ENTRIES:
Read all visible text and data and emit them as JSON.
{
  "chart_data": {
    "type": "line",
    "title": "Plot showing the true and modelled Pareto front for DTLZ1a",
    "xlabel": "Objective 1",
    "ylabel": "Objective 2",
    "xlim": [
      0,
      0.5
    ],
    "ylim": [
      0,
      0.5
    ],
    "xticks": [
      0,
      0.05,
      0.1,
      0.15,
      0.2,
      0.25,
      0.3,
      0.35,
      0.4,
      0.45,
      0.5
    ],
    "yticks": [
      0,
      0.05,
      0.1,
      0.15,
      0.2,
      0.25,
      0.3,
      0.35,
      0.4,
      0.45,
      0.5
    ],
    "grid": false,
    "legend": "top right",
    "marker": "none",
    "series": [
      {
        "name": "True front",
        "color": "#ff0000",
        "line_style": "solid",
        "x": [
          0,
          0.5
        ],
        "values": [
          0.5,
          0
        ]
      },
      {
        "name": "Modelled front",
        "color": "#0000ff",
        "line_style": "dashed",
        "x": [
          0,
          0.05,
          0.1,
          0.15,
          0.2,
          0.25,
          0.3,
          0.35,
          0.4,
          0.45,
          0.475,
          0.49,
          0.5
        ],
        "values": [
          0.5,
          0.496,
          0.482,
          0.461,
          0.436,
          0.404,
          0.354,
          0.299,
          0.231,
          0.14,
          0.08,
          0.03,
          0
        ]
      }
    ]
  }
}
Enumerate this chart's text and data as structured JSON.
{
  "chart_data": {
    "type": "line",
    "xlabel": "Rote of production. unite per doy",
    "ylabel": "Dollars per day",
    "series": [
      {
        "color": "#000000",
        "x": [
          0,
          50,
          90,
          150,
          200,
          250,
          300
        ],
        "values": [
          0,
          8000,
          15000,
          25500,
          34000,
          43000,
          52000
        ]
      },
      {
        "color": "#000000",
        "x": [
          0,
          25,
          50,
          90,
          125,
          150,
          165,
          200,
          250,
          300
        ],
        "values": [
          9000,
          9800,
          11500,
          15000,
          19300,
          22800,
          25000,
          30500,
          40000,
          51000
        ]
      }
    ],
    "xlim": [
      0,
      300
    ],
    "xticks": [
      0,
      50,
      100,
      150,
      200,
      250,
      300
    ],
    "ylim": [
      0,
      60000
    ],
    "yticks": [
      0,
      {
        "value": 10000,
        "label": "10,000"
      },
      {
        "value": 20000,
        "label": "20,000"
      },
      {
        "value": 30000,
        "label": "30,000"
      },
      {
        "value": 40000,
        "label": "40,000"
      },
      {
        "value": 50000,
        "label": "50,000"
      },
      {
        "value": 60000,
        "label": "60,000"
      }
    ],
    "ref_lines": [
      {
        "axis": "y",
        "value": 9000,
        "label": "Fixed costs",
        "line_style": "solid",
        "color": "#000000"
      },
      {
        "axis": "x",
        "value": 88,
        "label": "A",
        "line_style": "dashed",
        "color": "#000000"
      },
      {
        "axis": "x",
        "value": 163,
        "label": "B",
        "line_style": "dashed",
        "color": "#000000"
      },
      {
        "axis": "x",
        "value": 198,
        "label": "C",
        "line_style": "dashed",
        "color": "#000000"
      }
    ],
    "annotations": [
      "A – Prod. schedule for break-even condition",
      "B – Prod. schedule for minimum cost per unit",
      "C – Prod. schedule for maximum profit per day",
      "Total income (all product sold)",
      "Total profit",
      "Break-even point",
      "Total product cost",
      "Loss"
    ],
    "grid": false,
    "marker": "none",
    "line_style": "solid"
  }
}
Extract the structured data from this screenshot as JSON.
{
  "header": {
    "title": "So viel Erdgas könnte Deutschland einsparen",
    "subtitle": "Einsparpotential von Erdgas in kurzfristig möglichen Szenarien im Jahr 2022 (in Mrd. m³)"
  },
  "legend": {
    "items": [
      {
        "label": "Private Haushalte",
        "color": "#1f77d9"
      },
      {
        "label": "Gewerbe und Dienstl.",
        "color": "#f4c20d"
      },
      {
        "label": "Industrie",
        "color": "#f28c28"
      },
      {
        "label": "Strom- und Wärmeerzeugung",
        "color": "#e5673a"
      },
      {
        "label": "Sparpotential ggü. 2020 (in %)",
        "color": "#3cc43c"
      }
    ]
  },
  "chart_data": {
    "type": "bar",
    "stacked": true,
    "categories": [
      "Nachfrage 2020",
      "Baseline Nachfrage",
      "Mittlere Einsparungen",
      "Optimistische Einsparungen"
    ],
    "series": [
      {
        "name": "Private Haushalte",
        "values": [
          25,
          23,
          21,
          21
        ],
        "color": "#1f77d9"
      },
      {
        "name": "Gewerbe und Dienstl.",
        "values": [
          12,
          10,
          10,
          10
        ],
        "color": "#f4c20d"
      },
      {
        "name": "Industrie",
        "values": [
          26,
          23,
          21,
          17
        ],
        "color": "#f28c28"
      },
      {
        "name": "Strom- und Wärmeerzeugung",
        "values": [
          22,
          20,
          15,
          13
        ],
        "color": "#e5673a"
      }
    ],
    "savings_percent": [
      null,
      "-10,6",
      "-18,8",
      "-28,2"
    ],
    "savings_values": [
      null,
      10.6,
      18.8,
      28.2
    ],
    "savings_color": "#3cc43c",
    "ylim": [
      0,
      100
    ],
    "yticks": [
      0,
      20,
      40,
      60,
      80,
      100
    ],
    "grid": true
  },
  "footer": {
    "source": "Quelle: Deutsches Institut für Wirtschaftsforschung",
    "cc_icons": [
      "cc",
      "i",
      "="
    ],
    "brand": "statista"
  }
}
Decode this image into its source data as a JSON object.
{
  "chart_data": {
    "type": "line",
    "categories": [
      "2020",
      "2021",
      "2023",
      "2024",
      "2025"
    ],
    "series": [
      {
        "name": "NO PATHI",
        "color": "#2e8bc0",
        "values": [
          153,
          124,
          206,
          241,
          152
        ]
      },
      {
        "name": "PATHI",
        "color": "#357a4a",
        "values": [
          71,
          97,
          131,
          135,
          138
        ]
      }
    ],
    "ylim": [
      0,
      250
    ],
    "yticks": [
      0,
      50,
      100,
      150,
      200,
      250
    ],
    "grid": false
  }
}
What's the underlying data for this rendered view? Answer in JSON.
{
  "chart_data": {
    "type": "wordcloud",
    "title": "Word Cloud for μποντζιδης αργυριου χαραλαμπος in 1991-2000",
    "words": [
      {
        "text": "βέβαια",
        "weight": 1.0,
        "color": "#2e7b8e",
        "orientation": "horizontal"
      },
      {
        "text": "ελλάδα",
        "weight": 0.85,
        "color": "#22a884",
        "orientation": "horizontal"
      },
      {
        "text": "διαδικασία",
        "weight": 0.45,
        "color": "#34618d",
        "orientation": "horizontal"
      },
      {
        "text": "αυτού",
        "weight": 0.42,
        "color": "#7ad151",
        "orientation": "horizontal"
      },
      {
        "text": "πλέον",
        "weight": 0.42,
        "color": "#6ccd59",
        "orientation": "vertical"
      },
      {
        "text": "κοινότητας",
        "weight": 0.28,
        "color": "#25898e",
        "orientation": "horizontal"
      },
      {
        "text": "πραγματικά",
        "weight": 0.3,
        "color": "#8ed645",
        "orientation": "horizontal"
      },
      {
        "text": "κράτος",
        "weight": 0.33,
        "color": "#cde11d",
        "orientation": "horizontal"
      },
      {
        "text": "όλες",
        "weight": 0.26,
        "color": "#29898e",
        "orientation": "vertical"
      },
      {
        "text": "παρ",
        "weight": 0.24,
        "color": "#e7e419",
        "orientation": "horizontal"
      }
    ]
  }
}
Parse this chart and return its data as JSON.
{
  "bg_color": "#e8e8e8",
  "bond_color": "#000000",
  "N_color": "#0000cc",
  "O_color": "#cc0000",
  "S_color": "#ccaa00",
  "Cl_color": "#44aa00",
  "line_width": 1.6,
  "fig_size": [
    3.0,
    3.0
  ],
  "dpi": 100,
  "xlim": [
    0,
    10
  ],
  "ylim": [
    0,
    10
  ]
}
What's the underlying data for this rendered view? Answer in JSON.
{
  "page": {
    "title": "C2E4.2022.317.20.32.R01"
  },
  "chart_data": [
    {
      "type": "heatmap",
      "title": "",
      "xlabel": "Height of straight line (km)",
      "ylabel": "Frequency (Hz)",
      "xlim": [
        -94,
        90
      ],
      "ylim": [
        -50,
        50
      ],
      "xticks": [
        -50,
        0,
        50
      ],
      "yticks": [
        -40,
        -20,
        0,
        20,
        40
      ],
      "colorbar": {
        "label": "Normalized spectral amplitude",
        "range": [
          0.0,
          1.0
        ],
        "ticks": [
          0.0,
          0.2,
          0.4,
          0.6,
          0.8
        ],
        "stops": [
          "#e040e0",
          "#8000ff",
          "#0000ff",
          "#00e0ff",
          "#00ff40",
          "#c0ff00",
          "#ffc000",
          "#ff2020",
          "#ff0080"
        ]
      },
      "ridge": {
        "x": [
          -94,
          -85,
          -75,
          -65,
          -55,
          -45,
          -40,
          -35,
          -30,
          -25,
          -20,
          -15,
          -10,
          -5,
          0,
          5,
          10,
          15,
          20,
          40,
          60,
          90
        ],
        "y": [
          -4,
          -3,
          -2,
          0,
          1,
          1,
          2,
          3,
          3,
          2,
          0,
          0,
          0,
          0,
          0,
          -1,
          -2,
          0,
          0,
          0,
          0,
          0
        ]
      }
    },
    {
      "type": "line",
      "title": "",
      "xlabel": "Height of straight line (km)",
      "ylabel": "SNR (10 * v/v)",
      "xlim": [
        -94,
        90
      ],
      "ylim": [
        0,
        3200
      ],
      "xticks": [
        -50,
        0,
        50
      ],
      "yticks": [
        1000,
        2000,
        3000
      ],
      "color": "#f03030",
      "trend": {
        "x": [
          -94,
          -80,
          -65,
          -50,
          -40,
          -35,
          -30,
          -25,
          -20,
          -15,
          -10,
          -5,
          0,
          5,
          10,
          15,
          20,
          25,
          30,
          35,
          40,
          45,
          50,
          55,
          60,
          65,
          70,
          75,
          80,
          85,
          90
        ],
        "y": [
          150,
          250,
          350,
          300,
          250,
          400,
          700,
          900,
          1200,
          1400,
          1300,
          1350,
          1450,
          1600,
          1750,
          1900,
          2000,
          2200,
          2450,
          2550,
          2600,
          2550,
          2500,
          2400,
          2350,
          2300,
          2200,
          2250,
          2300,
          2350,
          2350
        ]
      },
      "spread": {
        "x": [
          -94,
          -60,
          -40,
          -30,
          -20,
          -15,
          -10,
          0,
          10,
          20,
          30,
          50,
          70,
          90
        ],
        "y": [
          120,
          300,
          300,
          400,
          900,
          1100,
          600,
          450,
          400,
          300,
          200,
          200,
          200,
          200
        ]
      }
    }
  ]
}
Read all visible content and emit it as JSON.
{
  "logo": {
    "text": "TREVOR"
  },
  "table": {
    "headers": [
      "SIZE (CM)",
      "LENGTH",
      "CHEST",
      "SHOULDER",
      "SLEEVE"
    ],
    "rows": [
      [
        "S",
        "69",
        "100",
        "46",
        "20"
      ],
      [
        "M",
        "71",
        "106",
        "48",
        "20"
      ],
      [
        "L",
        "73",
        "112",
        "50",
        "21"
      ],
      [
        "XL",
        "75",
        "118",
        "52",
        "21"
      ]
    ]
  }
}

WRITTEN REQUEST:
Search the entries for the word "Gewerbe" and pick out every line that holds it.

RESPONSE:
        "label": "Gewerbe und Dienstl.",
        "name": "Gewerbe und Dienstl.",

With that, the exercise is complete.